◆ **PROBLEM TO SOLVE**
Set down each entry exactly as given; pictures should not appear in the copy.

◆ **RECORDS SUPPLIED**
*****

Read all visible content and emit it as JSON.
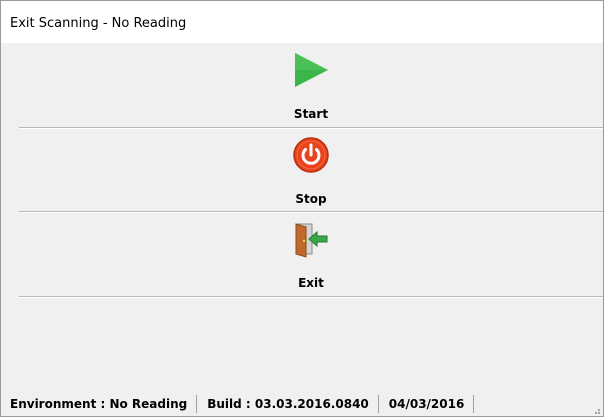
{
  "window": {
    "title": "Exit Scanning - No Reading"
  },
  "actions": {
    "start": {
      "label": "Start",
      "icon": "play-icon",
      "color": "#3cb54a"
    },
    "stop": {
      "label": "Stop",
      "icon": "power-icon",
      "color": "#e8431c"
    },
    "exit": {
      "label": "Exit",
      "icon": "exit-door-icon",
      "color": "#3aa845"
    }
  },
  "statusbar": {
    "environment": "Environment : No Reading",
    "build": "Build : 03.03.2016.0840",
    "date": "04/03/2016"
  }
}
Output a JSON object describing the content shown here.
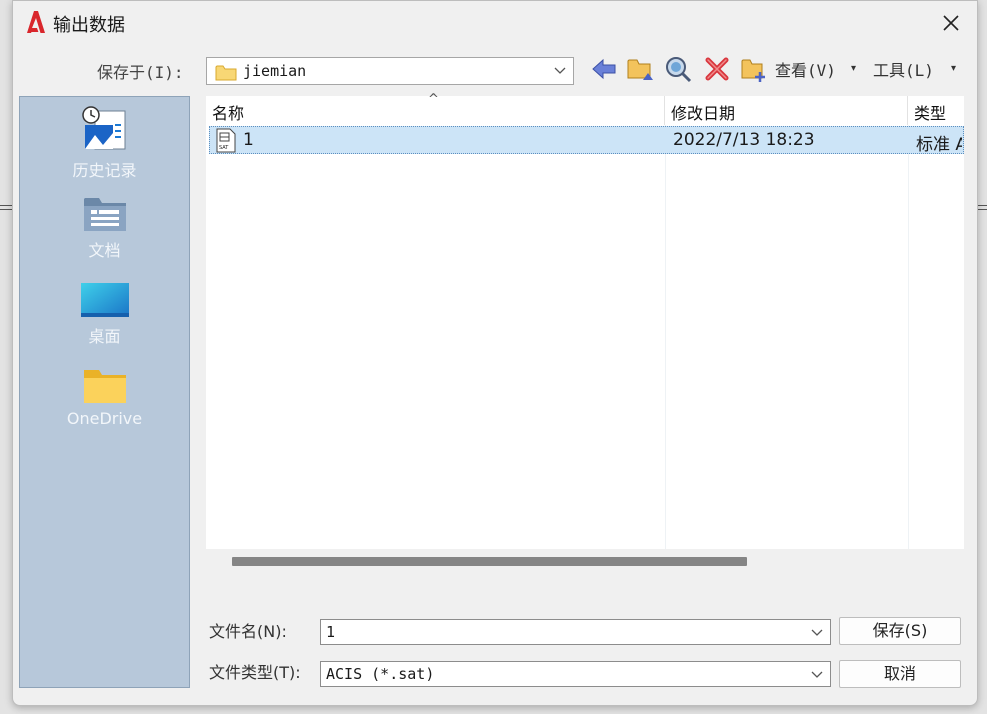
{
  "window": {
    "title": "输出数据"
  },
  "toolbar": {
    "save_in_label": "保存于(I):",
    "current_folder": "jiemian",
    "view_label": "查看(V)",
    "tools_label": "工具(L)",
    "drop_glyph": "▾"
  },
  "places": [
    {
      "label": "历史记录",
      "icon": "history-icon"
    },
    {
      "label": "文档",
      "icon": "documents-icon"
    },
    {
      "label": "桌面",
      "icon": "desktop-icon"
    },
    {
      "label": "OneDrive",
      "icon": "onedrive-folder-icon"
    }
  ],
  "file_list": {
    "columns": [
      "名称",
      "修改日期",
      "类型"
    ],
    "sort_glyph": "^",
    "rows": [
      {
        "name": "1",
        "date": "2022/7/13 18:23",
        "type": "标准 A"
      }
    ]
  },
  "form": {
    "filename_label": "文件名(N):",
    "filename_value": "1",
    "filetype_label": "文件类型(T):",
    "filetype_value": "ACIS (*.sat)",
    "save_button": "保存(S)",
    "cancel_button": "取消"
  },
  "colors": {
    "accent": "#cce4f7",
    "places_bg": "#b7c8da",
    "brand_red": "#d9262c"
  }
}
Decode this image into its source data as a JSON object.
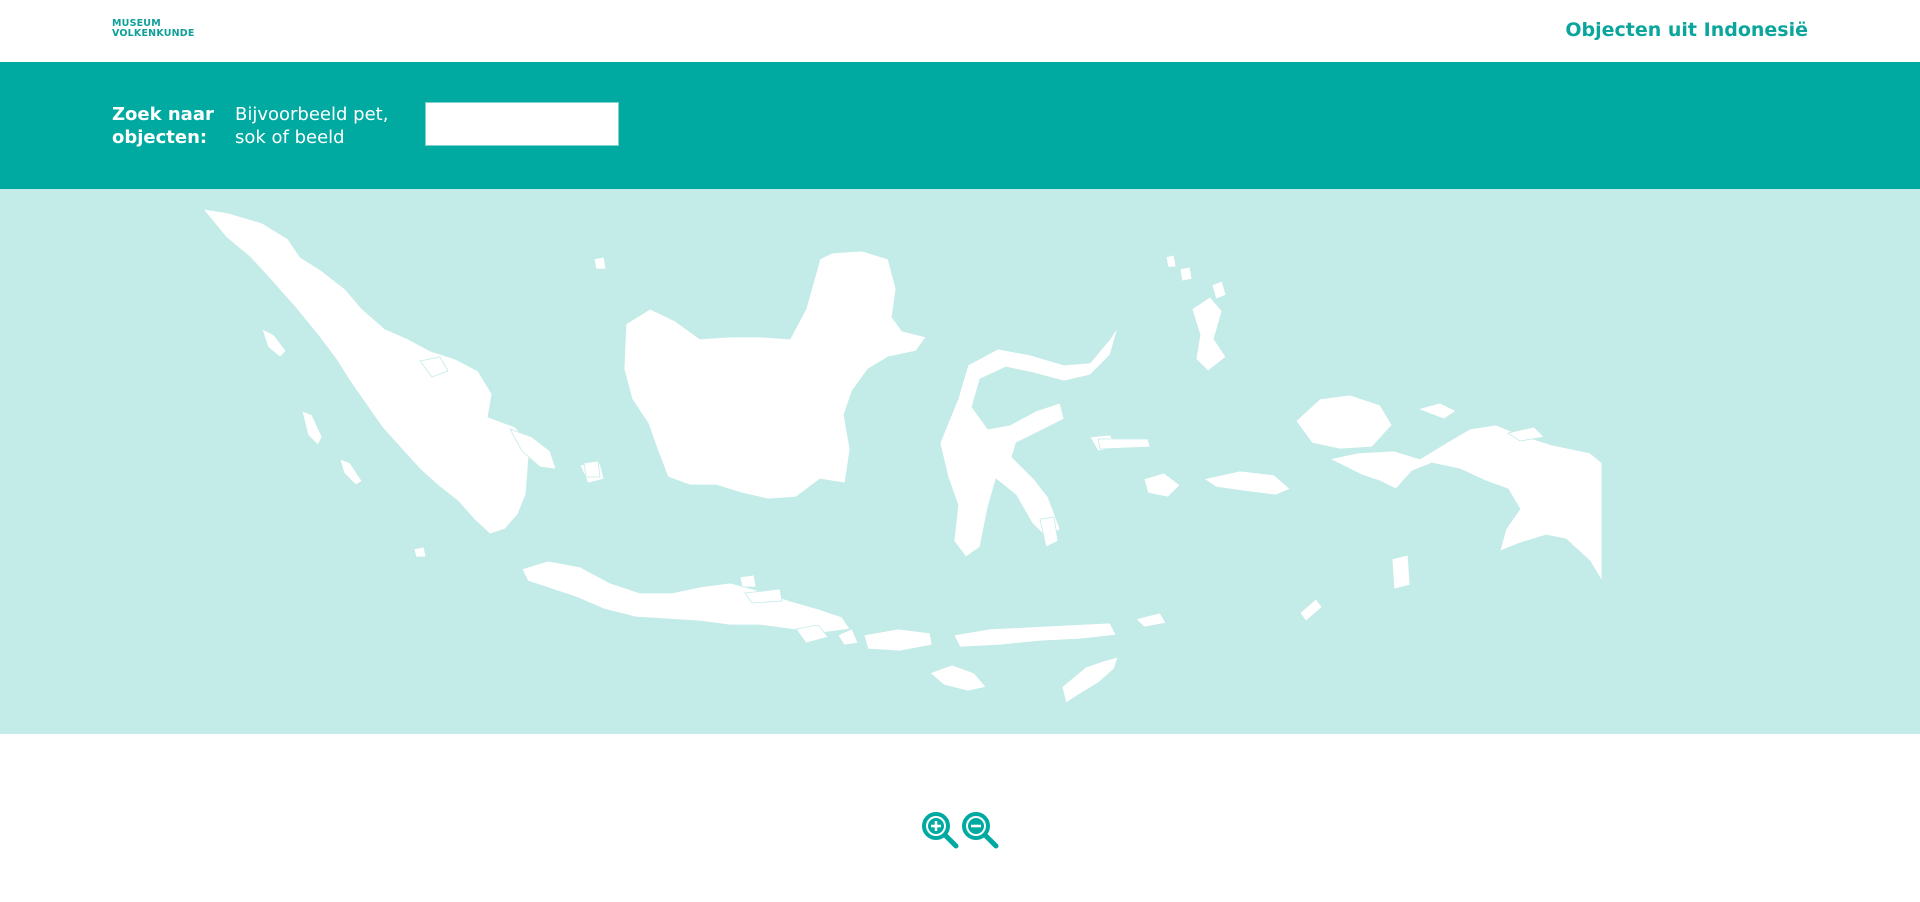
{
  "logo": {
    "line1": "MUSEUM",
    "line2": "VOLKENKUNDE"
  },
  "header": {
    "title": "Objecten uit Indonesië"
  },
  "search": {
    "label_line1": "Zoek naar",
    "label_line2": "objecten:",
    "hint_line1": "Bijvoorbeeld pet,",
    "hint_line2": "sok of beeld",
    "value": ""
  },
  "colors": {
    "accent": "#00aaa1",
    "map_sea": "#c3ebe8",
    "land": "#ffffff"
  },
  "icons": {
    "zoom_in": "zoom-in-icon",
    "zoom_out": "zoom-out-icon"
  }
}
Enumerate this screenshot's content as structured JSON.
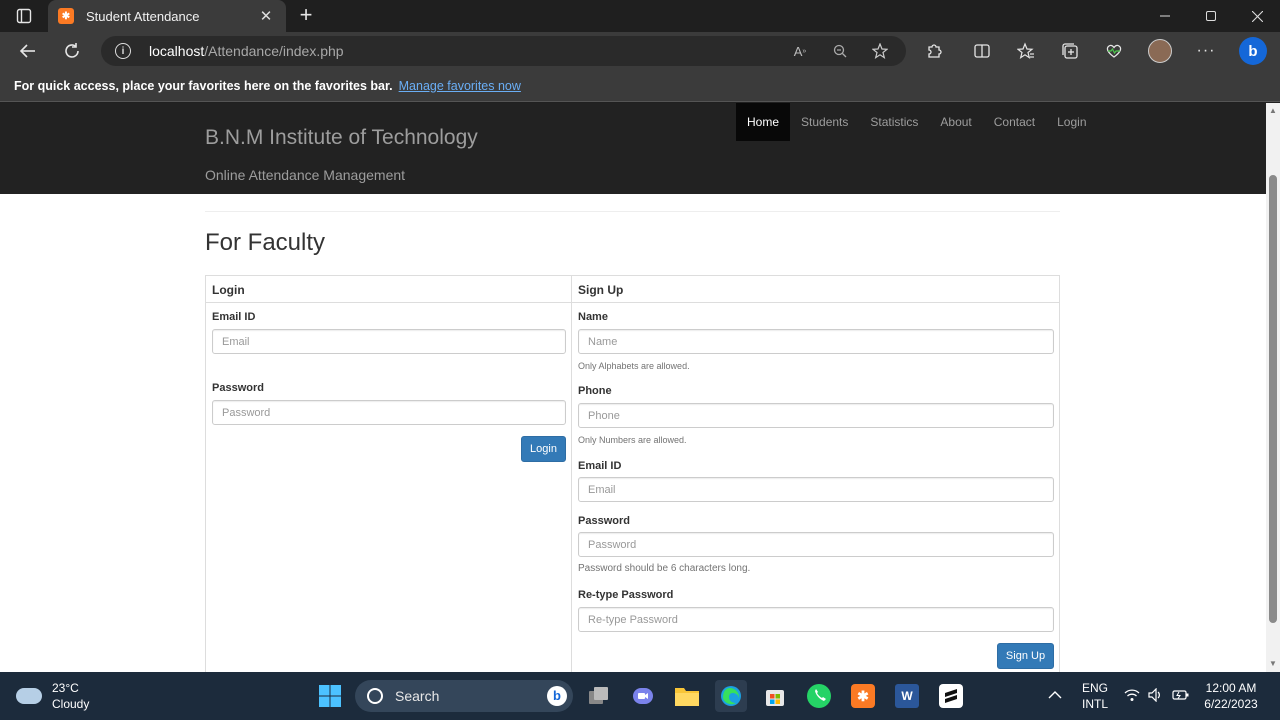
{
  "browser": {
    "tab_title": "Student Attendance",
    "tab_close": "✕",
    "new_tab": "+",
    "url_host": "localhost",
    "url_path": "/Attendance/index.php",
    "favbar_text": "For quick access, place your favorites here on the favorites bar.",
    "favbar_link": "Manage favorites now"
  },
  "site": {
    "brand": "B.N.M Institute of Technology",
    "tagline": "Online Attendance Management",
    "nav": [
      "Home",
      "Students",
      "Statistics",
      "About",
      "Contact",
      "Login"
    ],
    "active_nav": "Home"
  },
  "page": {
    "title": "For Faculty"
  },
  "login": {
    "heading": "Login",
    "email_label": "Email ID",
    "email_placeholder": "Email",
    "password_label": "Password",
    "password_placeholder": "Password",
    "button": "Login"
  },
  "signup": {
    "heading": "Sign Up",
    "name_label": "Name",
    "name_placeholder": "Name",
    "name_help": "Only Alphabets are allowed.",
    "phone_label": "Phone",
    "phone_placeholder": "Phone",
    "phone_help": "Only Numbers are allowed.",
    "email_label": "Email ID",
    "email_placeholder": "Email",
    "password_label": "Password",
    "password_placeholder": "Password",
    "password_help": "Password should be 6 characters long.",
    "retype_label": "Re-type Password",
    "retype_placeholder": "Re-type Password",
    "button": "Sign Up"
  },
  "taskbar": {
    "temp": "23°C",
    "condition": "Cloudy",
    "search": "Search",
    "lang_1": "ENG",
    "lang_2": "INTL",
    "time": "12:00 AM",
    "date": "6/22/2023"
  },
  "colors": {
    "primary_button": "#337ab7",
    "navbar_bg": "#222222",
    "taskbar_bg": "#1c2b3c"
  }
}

*****

◆ **EXERCISE RESULT**
Read all visible content and emit it as JSON.
{
  "window": {
    "title": "Exit Scanning - No Reading"
  },
  "actions": {
    "start": {
      "label": "Start",
      "icon": "play-icon",
      "color": "#3cb54a"
    },
    "stop": {
      "label": "Stop",
      "icon": "power-icon",
      "color": "#e8431c"
    },
    "exit": {
      "label": "Exit",
      "icon": "exit-door-icon",
      "color": "#3aa845"
    }
  },
  "statusbar": {
    "environment": "Environment : No Reading",
    "build": "Build : 03.03.2016.0840",
    "date": "04/03/2016"
  }
}
Output a JSON object describing the content shown here.
{
  "window": {
    "title": "输出数据"
  },
  "toolbar": {
    "save_in_label": "保存于(I):",
    "current_folder": "jiemian",
    "view_label": "查看(V)",
    "tools_label": "工具(L)",
    "drop_glyph": "▾"
  },
  "places": [
    {
      "label": "历史记录",
      "icon": "history-icon"
    },
    {
      "label": "文档",
      "icon": "documents-icon"
    },
    {
      "label": "桌面",
      "icon": "desktop-icon"
    },
    {
      "label": "OneDrive",
      "icon": "onedrive-folder-icon"
    }
  ],
  "file_list": {
    "columns": [
      "名称",
      "修改日期",
      "类型"
    ],
    "sort_glyph": "^",
    "rows": [
      {
        "name": "1",
        "date": "2022/7/13 18:23",
        "type": "标准 A"
      }
    ]
  },
  "form": {
    "filename_label": "文件名(N):",
    "filename_value": "1",
    "filetype_label": "文件类型(T):",
    "filetype_value": "ACIS (*.sat)",
    "save_button": "保存(S)",
    "cancel_button": "取消"
  },
  "colors": {
    "accent": "#cce4f7",
    "places_bg": "#b7c8da",
    "brand_red": "#d9262c"
  }
}
Decode this image into its source data as a JSON object.
{
  "logo": {
    "line1": "MUSEUM",
    "line2": "VOLKENKUNDE"
  },
  "header": {
    "title": "Objecten uit Indonesië"
  },
  "search": {
    "label_line1": "Zoek naar",
    "label_line2": "objecten:",
    "hint_line1": "Bijvoorbeeld pet,",
    "hint_line2": "sok of beeld",
    "value": ""
  },
  "colors": {
    "accent": "#00aaa1",
    "map_sea": "#c3ebe8",
    "land": "#ffffff"
  },
  "icons": {
    "zoom_in": "zoom-in-icon",
    "zoom_out": "zoom-out-icon"
  }
}
Enumerate this screenshot's content as structured JSON.
{
  "browser": {
    "tab_title": "Student Attendance",
    "tab_close": "✕",
    "new_tab": "+",
    "url_host": "localhost",
    "url_path": "/Attendance/index.php",
    "favbar_text": "For quick access, place your favorites here on the favorites bar.",
    "favbar_link": "Manage favorites now"
  },
  "site": {
    "brand": "B.N.M Institute of Technology",
    "tagline": "Online Attendance Management",
    "nav": [
      "Home",
      "Students",
      "Statistics",
      "About",
      "Contact",
      "Login"
    ],
    "active_nav": "Home"
  },
  "page": {
    "title": "For Faculty"
  },
  "login": {
    "heading": "Login",
    "email_label": "Email ID",
    "email_placeholder": "Email",
    "password_label": "Password",
    "password_placeholder": "Password",
    "button": "Login"
  },
  "signup": {
    "heading": "Sign Up",
    "name_label": "Name",
    "name_placeholder": "Name",
    "name_help": "Only Alphabets are allowed.",
    "phone_label": "Phone",
    "phone_placeholder": "Phone",
    "phone_help": "Only Numbers are allowed.",
    "email_label": "Email ID",
    "email_placeholder": "Email",
    "password_label": "Password",
    "password_placeholder": "Password",
    "password_help": "Password should be 6 characters long.",
    "retype_label": "Re-type Password",
    "retype_placeholder": "Re-type Password",
    "button": "Sign Up"
  },
  "taskbar": {
    "temp": "23°C",
    "condition": "Cloudy",
    "search": "Search",
    "lang_1": "ENG",
    "lang_2": "INTL",
    "time": "12:00 AM",
    "date": "6/22/2023"
  },
  "colors": {
    "primary_button": "#337ab7",
    "navbar_bg": "#222222",
    "taskbar_bg": "#1c2b3c"
  }
}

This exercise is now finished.